### WRITTEN TASK
Copy each line that has the string "with" somewhere in it.

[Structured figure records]
****************************************

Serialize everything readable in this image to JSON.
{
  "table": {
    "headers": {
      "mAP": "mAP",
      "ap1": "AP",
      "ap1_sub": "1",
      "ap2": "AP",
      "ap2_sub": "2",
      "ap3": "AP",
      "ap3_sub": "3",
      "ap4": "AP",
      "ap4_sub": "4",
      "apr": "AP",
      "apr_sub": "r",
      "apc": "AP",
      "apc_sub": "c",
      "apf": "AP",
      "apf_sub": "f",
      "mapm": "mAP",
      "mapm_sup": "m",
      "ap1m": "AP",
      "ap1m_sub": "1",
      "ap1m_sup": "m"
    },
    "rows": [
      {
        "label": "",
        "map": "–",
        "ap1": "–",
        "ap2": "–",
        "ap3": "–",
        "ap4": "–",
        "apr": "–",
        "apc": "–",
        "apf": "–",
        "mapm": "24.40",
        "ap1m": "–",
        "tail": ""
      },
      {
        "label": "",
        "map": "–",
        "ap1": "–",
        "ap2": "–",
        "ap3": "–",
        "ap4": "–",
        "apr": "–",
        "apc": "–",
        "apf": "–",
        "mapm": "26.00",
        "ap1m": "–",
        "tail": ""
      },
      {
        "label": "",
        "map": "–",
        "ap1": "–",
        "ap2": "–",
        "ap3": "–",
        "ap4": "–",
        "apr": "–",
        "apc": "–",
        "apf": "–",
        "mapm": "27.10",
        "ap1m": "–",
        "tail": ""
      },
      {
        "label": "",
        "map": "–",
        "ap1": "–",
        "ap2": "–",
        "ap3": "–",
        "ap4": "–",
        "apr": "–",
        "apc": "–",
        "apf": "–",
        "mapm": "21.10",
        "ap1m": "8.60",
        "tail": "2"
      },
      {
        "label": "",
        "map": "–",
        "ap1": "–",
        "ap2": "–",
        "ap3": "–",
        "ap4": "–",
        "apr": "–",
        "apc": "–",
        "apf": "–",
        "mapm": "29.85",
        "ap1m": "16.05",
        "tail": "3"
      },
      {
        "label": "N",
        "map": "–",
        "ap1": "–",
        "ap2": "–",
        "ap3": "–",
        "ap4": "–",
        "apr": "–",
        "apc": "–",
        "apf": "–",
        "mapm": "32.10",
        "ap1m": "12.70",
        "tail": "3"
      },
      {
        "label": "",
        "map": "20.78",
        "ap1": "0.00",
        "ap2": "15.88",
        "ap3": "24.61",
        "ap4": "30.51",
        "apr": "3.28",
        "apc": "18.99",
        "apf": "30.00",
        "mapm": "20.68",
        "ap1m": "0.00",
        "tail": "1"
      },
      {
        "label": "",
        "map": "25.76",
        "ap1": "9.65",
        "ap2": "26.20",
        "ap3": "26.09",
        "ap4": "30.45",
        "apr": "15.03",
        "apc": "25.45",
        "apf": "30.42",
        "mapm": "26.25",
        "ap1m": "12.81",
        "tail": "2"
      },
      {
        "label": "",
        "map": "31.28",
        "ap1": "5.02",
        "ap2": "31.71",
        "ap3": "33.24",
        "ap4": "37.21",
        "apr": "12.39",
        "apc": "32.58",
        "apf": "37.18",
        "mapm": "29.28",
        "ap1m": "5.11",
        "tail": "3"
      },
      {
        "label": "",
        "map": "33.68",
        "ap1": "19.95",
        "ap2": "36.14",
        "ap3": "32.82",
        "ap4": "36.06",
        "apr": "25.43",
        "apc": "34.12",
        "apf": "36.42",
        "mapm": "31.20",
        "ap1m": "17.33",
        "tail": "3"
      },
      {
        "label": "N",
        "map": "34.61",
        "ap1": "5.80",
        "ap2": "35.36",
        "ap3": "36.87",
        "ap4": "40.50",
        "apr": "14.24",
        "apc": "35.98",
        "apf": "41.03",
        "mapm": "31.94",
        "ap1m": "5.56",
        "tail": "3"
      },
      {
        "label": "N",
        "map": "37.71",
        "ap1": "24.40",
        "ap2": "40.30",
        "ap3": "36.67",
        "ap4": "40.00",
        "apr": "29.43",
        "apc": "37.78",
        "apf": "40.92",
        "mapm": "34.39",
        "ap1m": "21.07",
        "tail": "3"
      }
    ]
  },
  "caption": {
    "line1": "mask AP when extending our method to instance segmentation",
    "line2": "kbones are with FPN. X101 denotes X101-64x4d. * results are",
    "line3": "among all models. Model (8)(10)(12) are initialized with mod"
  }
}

****************************************

### RESULT BELOW
    "line2": "kbones are with FPN. X101 denotes X101-64x4d. * results are",
    "line3": "among all models. Model (8)(10)(12) are initialized with mod"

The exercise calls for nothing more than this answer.